**Stored records**:
+++++

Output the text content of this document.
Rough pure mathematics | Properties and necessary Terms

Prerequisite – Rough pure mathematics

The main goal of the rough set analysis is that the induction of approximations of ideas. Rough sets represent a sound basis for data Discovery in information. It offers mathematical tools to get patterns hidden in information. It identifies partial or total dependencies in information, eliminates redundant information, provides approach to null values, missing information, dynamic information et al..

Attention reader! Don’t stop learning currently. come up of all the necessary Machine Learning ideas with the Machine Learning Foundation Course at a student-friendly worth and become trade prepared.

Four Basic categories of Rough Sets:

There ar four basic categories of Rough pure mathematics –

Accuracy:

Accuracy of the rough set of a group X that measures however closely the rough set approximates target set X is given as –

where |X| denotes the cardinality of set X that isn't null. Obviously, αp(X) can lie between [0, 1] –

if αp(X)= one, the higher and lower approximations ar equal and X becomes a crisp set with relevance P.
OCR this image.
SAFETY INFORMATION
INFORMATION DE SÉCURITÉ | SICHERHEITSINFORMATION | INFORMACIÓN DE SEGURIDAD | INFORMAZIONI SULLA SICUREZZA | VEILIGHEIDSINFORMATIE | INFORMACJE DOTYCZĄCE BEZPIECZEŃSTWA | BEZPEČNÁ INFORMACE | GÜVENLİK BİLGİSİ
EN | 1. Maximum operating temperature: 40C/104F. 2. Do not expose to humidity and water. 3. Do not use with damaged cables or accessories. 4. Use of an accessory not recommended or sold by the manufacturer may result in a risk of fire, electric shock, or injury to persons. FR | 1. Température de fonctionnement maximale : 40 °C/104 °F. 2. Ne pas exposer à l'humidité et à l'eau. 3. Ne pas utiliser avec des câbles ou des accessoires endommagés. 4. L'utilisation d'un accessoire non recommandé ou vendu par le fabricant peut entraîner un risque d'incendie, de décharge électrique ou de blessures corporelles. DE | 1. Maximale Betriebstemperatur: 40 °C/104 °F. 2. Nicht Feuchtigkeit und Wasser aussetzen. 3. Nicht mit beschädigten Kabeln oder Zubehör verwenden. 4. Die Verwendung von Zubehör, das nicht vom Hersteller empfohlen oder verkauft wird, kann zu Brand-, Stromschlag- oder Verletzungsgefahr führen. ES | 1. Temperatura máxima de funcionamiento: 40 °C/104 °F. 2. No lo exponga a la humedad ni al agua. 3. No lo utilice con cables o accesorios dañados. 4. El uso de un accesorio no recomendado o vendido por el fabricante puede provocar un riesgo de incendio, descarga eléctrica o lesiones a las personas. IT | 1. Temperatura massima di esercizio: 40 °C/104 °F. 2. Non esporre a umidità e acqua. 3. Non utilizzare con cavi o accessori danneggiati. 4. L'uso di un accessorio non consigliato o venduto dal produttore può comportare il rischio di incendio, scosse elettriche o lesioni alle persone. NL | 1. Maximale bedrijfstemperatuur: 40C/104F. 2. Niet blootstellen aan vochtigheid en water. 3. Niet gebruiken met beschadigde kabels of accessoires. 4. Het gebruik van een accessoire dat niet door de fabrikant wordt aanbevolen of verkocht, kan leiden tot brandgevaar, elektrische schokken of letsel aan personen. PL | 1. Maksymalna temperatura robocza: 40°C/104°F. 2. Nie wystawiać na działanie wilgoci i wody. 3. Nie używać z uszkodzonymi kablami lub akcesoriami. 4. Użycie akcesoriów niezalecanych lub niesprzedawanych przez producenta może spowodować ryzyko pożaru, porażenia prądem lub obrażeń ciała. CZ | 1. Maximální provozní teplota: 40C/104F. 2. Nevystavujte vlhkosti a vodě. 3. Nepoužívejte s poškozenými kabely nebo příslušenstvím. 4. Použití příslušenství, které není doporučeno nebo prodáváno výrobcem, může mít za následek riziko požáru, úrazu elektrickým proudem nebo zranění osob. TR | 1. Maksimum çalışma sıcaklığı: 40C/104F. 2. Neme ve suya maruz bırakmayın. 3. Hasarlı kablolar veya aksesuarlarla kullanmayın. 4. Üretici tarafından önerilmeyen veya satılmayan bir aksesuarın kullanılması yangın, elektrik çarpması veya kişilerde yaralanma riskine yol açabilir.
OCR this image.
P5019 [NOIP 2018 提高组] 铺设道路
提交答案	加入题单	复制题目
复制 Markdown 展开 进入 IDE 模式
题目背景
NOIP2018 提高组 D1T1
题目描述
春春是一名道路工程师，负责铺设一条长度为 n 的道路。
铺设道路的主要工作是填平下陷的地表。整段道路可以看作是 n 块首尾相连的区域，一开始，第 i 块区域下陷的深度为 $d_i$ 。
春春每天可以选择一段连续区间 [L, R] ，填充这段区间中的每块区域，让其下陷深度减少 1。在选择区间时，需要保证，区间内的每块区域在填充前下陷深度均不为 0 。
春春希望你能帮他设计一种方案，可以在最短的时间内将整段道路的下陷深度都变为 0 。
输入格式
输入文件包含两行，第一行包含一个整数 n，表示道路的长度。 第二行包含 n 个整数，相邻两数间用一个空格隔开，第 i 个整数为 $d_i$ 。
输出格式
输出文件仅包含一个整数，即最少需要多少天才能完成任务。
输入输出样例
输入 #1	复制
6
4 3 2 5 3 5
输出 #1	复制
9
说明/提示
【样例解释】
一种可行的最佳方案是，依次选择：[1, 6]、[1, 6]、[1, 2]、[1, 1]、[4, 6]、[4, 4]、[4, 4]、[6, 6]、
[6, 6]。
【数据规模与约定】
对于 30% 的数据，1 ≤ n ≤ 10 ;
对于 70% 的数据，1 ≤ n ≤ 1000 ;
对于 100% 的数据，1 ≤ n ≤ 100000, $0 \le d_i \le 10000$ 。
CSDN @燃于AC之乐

+++++

Search the lines for the word "categories" and report how many contain it, by number only.

2